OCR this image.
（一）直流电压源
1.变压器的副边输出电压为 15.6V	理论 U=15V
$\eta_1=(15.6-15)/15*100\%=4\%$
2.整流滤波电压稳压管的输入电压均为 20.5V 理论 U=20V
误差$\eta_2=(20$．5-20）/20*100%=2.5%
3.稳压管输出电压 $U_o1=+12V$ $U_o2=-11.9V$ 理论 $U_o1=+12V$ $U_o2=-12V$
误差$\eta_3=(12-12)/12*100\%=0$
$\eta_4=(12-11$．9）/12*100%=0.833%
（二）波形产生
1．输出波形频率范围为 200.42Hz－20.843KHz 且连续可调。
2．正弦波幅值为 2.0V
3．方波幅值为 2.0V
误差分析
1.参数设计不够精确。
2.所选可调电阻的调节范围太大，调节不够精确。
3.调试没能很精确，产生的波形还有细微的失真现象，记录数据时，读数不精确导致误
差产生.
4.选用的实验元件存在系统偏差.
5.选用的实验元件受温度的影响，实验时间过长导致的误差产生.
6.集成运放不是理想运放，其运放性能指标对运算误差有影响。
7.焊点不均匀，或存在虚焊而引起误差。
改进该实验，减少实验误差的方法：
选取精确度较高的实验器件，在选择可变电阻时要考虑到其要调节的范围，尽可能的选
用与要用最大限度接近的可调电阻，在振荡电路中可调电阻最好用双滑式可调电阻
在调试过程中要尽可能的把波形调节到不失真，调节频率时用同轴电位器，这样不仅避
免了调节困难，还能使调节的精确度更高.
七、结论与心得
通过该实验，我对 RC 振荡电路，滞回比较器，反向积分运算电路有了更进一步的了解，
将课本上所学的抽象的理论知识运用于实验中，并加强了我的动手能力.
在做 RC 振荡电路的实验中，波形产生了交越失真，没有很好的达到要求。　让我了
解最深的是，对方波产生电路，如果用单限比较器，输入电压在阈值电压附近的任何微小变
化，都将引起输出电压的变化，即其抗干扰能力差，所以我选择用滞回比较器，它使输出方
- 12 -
::::
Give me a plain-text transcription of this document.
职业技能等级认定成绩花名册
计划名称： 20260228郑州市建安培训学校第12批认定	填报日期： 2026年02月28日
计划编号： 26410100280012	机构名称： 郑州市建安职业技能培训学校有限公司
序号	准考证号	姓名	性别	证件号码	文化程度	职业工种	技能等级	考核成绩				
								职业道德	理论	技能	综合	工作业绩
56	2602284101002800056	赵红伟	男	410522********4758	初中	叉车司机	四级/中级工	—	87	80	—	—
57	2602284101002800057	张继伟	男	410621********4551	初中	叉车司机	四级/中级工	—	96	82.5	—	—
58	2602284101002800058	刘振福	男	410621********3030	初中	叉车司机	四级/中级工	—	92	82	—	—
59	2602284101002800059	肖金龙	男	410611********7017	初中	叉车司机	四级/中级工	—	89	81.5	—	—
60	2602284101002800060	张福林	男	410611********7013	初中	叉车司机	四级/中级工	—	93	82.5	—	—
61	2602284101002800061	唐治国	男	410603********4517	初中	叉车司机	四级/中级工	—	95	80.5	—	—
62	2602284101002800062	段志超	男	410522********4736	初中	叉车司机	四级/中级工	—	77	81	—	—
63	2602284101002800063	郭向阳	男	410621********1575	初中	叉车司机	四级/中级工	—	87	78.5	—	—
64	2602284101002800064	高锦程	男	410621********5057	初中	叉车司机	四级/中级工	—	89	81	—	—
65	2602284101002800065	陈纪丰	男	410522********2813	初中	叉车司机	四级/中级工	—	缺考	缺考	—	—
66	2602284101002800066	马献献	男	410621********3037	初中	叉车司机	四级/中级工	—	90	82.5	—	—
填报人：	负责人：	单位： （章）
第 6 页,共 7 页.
::::
* **TASK OBJECTIVE**
Copy all lines from the data that hold the word "叉车司机".

* **EXERCISE RESPONSE**
56	2602284101002800056	赵红伟	男	410522********4758	初中	叉车司机	四级/中级工	—	87	80	—	—
57	2602284101002800057	张继伟	男	410621********4551	初中	叉车司机	四级/中级工	—	96	82.5	—	—
58	2602284101002800058	刘振福	男	410621********3030	初中	叉车司机	四级/中级工	—	92	82	—	—
59	2602284101002800059	肖金龙	男	410611********7017	初中	叉车司机	四级/中级工	—	89	81.5	—	—
60	2602284101002800060	张福林	男	410611********7013	初中	叉车司机	四级/中级工	—	93	82.5	—	—
61	2602284101002800061	唐治国	男	410603********4517	初中	叉车司机	四级/中级工	—	95	80.5	—	—
62	2602284101002800062	段志超	男	410522********4736	初中	叉车司机	四级/中级工	—	77	81	—	—
63	2602284101002800063	郭向阳	男	410621********1575	初中	叉车司机	四级/中级工	—	87	78.5	—	—
64	2602284101002800064	高锦程	男	410621********5057	初中	叉车司机	四级/中级工	—	89	81	—	—
65	2602284101002800065	陈纪丰	男	410522********2813	初中	叉车司机	四级/中级工	—	缺考	缺考	—	—
66	2602284101002800066	马献献	男	410621********3037	初中	叉车司机	四级/中级工	—	90	82.5	—	—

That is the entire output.